▶ [GIVEN REQUEST] Output the records exactly. Include every line.

(Collected data)

*-*-*

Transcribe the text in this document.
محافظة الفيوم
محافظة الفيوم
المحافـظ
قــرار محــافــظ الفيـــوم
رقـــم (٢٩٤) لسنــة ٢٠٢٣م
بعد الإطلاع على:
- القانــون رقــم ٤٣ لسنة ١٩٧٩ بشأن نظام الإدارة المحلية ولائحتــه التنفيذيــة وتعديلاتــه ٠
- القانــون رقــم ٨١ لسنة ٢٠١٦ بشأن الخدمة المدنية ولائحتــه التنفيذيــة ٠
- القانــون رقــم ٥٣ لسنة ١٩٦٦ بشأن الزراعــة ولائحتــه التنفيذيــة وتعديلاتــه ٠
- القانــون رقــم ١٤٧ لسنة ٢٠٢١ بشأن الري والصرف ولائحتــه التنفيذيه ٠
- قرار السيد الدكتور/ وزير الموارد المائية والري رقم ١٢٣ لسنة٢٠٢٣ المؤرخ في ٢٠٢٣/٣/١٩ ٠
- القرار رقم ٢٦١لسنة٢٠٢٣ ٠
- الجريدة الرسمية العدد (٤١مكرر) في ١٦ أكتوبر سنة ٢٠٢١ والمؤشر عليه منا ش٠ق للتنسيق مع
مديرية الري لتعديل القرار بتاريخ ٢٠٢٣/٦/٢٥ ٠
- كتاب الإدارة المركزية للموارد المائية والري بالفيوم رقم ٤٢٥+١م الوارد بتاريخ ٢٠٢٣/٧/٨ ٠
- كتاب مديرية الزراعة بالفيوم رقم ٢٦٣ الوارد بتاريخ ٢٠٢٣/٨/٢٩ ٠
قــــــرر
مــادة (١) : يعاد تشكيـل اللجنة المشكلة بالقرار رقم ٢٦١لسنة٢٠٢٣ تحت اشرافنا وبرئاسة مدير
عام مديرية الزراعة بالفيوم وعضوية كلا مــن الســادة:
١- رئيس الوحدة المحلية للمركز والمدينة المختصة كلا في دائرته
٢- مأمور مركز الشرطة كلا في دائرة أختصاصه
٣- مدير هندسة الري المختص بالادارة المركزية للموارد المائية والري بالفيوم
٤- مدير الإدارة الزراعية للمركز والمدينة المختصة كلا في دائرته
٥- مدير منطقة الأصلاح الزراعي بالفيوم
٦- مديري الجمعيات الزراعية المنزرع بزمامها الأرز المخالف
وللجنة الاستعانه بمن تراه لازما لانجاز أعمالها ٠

*-*-*

▶ [CORRECT ANSWER]
Transcribe the text in this document.
محافظة الفيوم
محافظة الفيوم
المحافـظ
قــرار محــافــظ الفيـــوم
رقـــم (٢٩٤) لسنــة ٢٠٢٣م
بعد الإطلاع على:
- القانــون رقــم ٤٣ لسنة ١٩٧٩ بشأن نظام الإدارة المحلية ولائحتــه التنفيذيــة وتعديلاتــه ٠
- القانــون رقــم ٨١ لسنة ٢٠١٦ بشأن الخدمة المدنية ولائحتــه التنفيذيــة ٠
- القانــون رقــم ٥٣ لسنة ١٩٦٦ بشأن الزراعــة ولائحتــه التنفيذيــة وتعديلاتــه ٠
- القانــون رقــم ١٤٧ لسنة ٢٠٢١ بشأن الري والصرف ولائحتــه التنفيذيه ٠
- قرار السيد الدكتور/ وزير الموارد المائية والري رقم ١٢٣ لسنة٢٠٢٣ المؤرخ في ٢٠٢٣/٣/١٩ ٠
- القرار رقم ٢٦١لسنة٢٠٢٣ ٠
- الجريدة الرسمية العدد (٤١مكرر) في ١٦ أكتوبر سنة ٢٠٢١ والمؤشر عليه منا ش٠ق للتنسيق مع
مديرية الري لتعديل القرار بتاريخ ٢٠٢٣/٦/٢٥ ٠
- كتاب الإدارة المركزية للموارد المائية والري بالفيوم رقم ٤٢٥+١م الوارد بتاريخ ٢٠٢٣/٧/٨ ٠
- كتاب مديرية الزراعة بالفيوم رقم ٢٦٣ الوارد بتاريخ ٢٠٢٣/٨/٢٩ ٠
قــــــرر
مــادة (١) : يعاد تشكيـل اللجنة المشكلة بالقرار رقم ٢٦١لسنة٢٠٢٣ تحت اشرافنا وبرئاسة مدير
عام مديرية الزراعة بالفيوم وعضوية كلا مــن الســادة:
١- رئيس الوحدة المحلية للمركز والمدينة المختصة كلا في دائرته
٢- مأمور مركز الشرطة كلا في دائرة أختصاصه
٣- مدير هندسة الري المختص بالادارة المركزية للموارد المائية والري بالفيوم
٤- مدير الإدارة الزراعية للمركز والمدينة المختصة كلا في دائرته
٥- مدير منطقة الأصلاح الزراعي بالفيوم
٦- مديري الجمعيات الزراعية المنزرع بزمامها الأرز المخالف
وللجنة الاستعانه بمن تراه لازما لانجاز أعمالها ٠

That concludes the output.